### EXERCISE DETAILS
Each of the entries should be retyped precisely as it appears.

═════ TASK INPUTS

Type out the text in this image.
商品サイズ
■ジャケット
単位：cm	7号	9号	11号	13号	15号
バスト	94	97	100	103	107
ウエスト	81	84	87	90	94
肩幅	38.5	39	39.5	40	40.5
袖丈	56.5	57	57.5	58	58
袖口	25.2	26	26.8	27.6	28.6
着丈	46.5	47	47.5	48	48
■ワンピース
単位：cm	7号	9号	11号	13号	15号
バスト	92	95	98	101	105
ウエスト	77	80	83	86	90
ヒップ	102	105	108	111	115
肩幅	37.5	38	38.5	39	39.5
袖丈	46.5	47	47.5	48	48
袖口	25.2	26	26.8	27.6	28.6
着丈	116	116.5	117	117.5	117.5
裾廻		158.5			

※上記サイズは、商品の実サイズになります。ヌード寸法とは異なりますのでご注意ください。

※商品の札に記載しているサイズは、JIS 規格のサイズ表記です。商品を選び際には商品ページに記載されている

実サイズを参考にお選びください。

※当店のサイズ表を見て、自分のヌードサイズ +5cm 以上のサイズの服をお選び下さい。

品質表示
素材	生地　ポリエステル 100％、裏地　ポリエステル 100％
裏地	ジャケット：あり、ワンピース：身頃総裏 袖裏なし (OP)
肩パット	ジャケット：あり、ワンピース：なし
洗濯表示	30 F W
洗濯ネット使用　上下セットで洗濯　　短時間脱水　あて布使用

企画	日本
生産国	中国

══════════

### WRITTEN SOLUTION
Type out the text in this image.
商品サイズ
■ジャケット
単位：cm	7号	9号	11号	13号	15号
バスト	94	97	100	103	107
ウエスト	81	84	87	90	94
肩幅	38.5	39	39.5	40	40.5
袖丈	56.5	57	57.5	58	58
袖口	25.2	26	26.8	27.6	28.6
着丈	46.5	47	47.5	48	48
■ワンピース
単位：cm	7号	9号	11号	13号	15号
バスト	92	95	98	101	105
ウエスト	77	80	83	86	90
ヒップ	102	105	108	111	115
肩幅	37.5	38	38.5	39	39.5
袖丈	46.5	47	47.5	48	48
袖口	25.2	26	26.8	27.6	28.6
着丈	116	116.5	117	117.5	117.5
裾廻		158.5			

※上記サイズは、商品の実サイズになります。ヌード寸法とは異なりますのでご注意ください。

※商品の札に記載しているサイズは、JIS 規格のサイズ表記です。商品を選び際には商品ページに記載されている

実サイズを参考にお選びください。

※当店のサイズ表を見て、自分のヌードサイズ +5cm 以上のサイズの服をお選び下さい。

品質表示
素材	生地　ポリエステル 100％、裏地　ポリエステル 100％
裏地	ジャケット：あり、ワンピース：身頃総裏 袖裏なし (OP)
肩パット	ジャケット：あり、ワンピース：なし
洗濯表示	30 F W
洗濯ネット使用　上下セットで洗濯　　短時間脱水　あて布使用

企画	日本
生産国	中国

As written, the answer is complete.